(Saved data entries)
═══

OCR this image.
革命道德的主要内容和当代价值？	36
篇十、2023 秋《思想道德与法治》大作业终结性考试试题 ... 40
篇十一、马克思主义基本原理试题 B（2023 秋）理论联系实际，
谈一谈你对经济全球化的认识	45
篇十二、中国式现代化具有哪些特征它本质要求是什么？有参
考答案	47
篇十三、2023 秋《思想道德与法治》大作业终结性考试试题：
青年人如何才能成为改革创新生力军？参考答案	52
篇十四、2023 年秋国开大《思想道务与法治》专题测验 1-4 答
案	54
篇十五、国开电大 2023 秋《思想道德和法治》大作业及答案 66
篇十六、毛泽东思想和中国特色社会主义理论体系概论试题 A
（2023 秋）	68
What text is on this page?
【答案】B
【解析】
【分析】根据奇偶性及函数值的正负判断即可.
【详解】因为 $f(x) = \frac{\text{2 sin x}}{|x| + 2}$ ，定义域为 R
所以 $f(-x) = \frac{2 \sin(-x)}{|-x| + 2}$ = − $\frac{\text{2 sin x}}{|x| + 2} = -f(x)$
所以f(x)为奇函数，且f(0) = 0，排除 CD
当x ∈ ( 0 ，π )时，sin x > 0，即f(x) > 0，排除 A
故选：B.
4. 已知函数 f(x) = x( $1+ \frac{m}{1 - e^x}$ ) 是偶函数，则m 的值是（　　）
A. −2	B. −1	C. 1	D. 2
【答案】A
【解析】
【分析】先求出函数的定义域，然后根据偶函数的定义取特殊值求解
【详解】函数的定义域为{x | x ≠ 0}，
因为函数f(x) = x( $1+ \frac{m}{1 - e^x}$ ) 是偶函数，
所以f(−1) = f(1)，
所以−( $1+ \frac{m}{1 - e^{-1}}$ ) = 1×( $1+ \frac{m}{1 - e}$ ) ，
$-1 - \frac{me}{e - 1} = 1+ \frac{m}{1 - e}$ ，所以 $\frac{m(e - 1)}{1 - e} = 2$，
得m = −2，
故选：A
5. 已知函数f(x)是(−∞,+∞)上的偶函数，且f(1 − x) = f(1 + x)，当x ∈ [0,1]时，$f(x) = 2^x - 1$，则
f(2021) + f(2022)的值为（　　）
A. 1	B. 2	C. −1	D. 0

═══

◆ **Your instructions**
Exactly and only the lines from the one containing "What text is on this page?" through the end of the material are to be reproduced, both ends included.

◆ **Response for this exercise**
What text is on this page?
【答案】B
【解析】
【分析】根据奇偶性及函数值的正负判断即可.
【详解】因为 $f(x) = \frac{\text{2 sin x}}{|x| + 2}$ ，定义域为 R
所以 $f(-x) = \frac{2 \sin(-x)}{|-x| + 2}$ = − $\frac{\text{2 sin x}}{|x| + 2} = -f(x)$
所以f(x)为奇函数，且f(0) = 0，排除 CD
当x ∈ ( 0 ，π )时，sin x > 0，即f(x) > 0，排除 A
故选：B.
4. 已知函数 f(x) = x( $1+ \frac{m}{1 - e^x}$ ) 是偶函数，则m 的值是（　　）
A. −2	B. −1	C. 1	D. 2
【答案】A
【解析】
【分析】先求出函数的定义域，然后根据偶函数的定义取特殊值求解
【详解】函数的定义域为{x | x ≠ 0}，
因为函数f(x) = x( $1+ \frac{m}{1 - e^x}$ ) 是偶函数，
所以f(−1) = f(1)，
所以−( $1+ \frac{m}{1 - e^{-1}}$ ) = 1×( $1+ \frac{m}{1 - e}$ ) ，
$-1 - \frac{me}{e - 1} = 1+ \frac{m}{1 - e}$ ，所以 $\frac{m(e - 1)}{1 - e} = 2$，
得m = −2，
故选：A
5. 已知函数f(x)是(−∞,+∞)上的偶函数，且f(1 − x) = f(1 + x)，当x ∈ [0,1]时，$f(x) = 2^x - 1$，则
f(2021) + f(2022)的值为（　　）
A. 1	B. 2	C. −1	D. 0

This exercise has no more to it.